DIRECTIVES:
a) In the email about an org-mode "writer-mode," what carries over from the index buffer to the main buffer?
b) Please write the next part of the email about an org-mode "writer-mode," picking up right after its final line.

══ SELECTED TEXT ══

On Tue, Oct 1, 2013 at 3:28 PM, Bob Newell <address@hidden> wrote:
> Aloha Matt,
>
> For some while I've been also working on my "writer-mode" for org-mode,
> and run into similar problems. (However, I don't think I ever intend
> writer-mode for general release; it will probably just remain something
> I use myself.)
>
> I ran into similar problems, trying to emulate Scrivener and others. I
> only seem to be able to figure out a thin nav panel on the left and a
> bigger text panel on the right. I didn't get around the problem with
> virtual buffers having the same modal properties as the main buffer. In
> particular, buffer-local key bindings carry over from the index buffer
> to the main buffer, which is A Royal Pain.

This in particular is something I wish could be solved.  Just reading
the documentation it looks as though using "mike-indirect-buffer"
instead of "clone-indirect-buffer" will permit one to set all the
modal properties of the new buffer independently, though it may be
frustrating to address the indirect bufffer in a function called from
the first buffer (maybe not, though?).  cf.

═══
══ PROVIDED DATA ══

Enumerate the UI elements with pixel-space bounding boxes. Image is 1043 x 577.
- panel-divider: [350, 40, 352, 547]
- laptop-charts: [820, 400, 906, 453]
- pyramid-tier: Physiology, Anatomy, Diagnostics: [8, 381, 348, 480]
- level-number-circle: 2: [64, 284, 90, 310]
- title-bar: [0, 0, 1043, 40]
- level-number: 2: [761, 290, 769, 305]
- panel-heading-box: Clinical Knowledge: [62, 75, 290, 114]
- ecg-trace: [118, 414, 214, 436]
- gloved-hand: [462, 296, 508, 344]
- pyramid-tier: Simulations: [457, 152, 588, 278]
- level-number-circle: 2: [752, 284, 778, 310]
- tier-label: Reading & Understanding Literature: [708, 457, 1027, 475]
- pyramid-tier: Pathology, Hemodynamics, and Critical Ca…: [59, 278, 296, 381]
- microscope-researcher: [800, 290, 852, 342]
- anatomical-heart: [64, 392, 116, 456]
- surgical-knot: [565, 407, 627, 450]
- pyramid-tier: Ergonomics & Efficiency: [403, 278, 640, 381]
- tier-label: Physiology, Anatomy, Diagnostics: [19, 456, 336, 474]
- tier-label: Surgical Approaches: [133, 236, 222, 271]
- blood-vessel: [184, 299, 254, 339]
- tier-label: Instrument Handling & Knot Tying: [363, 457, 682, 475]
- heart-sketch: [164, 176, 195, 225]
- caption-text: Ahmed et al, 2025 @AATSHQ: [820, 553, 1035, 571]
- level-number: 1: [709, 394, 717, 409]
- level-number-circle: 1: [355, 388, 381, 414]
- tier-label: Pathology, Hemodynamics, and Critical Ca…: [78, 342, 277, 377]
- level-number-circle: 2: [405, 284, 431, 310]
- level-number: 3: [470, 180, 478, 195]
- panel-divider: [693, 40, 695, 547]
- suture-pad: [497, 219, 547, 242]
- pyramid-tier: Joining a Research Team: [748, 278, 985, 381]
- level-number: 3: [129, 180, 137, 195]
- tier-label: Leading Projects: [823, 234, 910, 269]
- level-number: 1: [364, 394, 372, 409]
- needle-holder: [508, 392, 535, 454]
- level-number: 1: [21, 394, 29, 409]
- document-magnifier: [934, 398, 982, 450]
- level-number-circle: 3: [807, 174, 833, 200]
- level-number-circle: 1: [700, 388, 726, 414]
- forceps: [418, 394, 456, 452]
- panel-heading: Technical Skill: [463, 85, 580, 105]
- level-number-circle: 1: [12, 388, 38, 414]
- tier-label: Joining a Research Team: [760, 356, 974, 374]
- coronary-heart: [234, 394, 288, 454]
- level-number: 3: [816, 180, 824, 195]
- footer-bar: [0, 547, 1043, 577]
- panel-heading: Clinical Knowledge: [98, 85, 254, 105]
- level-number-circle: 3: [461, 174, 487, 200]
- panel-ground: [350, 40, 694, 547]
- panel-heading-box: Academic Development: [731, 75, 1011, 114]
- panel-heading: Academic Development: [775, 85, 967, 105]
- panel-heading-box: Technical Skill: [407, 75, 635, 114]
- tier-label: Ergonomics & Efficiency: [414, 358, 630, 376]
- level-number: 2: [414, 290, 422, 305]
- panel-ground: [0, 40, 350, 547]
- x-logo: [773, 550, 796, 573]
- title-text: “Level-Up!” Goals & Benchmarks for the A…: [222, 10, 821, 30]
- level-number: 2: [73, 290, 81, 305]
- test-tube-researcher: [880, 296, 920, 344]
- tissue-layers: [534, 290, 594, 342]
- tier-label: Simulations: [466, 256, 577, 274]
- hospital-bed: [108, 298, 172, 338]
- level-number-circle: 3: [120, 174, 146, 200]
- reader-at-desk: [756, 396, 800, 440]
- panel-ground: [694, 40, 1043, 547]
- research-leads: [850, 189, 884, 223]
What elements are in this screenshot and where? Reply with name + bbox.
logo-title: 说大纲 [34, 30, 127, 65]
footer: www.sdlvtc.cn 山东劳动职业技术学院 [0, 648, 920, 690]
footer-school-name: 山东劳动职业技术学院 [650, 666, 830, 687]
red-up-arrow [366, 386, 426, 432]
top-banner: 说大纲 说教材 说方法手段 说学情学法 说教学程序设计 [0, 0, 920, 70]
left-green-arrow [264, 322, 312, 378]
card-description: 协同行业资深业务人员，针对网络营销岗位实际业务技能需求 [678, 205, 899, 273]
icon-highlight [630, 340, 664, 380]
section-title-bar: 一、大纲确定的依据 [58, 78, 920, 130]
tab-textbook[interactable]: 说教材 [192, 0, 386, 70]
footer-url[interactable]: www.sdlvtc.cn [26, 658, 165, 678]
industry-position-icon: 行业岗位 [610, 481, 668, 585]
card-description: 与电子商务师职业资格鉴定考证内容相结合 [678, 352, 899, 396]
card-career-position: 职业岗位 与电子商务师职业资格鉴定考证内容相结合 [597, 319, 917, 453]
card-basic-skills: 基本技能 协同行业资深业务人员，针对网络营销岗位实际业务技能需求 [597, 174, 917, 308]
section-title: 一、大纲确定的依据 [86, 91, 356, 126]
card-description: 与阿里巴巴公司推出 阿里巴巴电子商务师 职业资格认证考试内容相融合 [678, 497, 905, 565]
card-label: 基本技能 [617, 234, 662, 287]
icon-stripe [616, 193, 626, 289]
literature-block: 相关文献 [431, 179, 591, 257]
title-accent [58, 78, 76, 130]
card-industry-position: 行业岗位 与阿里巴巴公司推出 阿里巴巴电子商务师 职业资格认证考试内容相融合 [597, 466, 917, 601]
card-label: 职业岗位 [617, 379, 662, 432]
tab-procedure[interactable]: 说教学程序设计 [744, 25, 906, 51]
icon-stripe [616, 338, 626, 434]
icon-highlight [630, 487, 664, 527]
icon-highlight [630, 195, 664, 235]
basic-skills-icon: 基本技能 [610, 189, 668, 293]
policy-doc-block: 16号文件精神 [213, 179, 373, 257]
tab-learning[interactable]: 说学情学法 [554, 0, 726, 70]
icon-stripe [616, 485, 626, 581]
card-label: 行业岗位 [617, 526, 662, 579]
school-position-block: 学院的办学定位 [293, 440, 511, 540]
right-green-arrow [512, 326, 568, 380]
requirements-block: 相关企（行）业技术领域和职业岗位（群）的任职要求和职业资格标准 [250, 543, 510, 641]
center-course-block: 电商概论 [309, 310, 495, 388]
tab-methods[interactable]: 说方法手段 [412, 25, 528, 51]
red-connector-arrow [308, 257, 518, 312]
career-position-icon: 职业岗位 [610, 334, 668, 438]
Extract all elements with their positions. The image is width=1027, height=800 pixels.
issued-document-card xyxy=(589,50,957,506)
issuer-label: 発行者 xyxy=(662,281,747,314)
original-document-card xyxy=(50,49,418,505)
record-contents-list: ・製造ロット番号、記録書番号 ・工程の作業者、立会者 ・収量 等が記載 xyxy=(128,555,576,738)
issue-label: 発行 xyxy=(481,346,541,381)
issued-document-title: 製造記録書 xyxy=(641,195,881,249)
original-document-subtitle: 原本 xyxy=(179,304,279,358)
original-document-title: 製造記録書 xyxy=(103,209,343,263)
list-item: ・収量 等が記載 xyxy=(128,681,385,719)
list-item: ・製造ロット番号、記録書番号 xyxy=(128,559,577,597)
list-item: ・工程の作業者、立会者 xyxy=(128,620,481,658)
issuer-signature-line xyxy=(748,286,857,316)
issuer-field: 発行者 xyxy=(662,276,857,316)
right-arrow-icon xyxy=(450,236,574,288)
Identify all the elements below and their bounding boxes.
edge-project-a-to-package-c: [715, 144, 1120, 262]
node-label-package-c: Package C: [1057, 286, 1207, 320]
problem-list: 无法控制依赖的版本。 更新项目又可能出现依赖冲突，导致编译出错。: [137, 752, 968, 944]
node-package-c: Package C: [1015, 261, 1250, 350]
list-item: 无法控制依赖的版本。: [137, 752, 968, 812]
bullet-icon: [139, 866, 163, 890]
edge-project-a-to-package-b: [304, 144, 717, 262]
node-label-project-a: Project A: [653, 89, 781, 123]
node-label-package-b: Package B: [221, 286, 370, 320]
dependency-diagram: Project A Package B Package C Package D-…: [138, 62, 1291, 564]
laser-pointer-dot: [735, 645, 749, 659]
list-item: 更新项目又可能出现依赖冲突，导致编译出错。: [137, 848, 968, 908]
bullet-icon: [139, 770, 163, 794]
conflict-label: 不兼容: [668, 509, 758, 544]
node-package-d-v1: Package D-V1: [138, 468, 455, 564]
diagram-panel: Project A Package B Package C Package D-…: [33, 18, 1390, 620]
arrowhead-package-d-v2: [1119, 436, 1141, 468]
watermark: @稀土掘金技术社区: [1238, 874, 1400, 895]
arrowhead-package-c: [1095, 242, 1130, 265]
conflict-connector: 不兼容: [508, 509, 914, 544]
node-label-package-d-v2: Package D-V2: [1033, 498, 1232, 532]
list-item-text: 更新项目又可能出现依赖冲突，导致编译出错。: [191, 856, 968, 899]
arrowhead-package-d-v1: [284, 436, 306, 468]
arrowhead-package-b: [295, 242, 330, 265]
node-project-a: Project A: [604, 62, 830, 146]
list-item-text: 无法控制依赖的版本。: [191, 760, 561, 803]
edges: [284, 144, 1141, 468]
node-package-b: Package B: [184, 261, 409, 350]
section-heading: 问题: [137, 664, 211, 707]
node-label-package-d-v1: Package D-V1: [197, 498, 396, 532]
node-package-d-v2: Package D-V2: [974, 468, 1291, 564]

═══

THE ANSWERS:
a) Buffer-local key bindings carry over from the index buffer to the main buffer.

b)
http://www.gnu.org/software/emacs/manual/html_node/elisp/Indirect-Buffers.html
and http://www.emacswiki.org/emacs/IndirectBuffers
>
> But perhaps I'm looking for different features than you are. Mainly, I
> wanted a template system for scenes, characters, etc. (easy enough), a
> lot of statistics, both global and per-story (not conceptually difficult
> but took much time), and a good darkroom mode (much more of a challenge
> than I expected, and seems to vary among environments/releases, etc.;
> that is to say, most of the published emacs darkroom code didn't work
> for me).
>
> I've also got some fluff such as typing sounds, word frequency analysis,
> a name generator, etc.
>
> It's nothing special but I use it every day. However, I'm more than
> willing to throw it over and use your code once it's developed! I'm sure
> you're coding it much, much better and with concepts that are better
> thought through.

That sounds pretty great, actually.  So, I would love to see what you have.

>
> A hui hou,
>
> --
> Bob Newell
> Honolulu, Hawai`i
lucky!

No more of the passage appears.